## Page excerpt:
Carson’s Legal Action Continues to Be a Focal Point for the Opposition of DiSC

Dan Carson reading from Enterprise Editorial endorsing Measure H

By David M. Greenwald
Executive Editor

Davis, CA – While the issue was a tax share agreement, in a lot of ways that issue took a back seat on Tuesday to complaints about Councilmember Dan Carson and whether his actions and his role with both the campaign and filing the writ to change the ballot language continued to overshadow some of the proceedings.

The issue of potential conflict also bled into whether the city got the best deal in terms of the tax share agreement.

Roberta Millstein pointed out, for instance, “the council subcommittee composed of Mayor Partida and Councilmember Carson has negotiated that the city of Davis will get 50% of the state’s sales taxes that Bradley Burns sales taxes and the county will get 50%. However, this seems to be a worse deal for the city that was negotiated for previous projects, such as Nishi, and WDAAC for those projects, the city received 85% of the Bradley Burns tax revenues.”

## Records provided:
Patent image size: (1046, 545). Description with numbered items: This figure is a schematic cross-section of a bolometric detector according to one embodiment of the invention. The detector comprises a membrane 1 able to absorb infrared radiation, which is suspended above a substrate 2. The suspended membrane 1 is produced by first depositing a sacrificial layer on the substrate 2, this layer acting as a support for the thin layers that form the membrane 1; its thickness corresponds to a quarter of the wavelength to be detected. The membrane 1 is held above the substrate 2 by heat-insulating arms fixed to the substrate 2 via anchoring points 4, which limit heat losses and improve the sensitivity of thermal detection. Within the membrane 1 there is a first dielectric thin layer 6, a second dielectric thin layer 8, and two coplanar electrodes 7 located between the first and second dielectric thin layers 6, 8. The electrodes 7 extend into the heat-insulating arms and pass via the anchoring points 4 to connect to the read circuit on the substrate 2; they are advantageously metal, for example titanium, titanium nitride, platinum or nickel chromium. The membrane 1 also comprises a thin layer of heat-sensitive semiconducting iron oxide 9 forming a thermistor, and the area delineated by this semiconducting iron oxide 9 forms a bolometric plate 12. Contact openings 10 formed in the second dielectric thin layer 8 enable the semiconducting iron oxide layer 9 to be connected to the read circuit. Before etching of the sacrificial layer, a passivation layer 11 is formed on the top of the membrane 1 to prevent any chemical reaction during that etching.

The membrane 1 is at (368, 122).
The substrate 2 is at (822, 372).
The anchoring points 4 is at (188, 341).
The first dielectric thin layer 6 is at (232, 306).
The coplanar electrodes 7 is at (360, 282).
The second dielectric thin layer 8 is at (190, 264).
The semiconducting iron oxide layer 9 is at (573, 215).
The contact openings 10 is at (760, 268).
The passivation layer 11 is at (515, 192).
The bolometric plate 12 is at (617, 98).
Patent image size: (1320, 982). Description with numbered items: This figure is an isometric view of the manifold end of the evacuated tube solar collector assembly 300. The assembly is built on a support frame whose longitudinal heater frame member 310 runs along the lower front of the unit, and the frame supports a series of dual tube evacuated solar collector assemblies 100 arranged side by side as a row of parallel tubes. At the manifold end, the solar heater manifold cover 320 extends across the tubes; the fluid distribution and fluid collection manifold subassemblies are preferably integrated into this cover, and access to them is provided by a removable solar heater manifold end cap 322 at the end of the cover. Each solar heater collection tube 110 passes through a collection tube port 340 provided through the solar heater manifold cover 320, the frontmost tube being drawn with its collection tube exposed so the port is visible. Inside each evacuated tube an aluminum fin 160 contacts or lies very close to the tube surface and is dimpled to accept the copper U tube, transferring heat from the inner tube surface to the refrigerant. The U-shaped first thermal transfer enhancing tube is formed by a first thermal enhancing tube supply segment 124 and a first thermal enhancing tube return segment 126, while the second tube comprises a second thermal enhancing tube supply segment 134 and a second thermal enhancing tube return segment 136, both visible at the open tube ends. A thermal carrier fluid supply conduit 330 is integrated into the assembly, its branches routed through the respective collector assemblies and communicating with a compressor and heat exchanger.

## Problems to solve:
A. In the article on Carson's legal action, what share of Bradley Burns tax revenues did the city receive for the Nishi and WDAAC projects?
B. List every individual named in the article on Carson's legal action. Leave out Bradley Burns, which appears only as the name of a tax.

## Answers below:
A. 85%

B. Dan Carson, David M. Greenwald, Roberta Millstein, Mayor Partida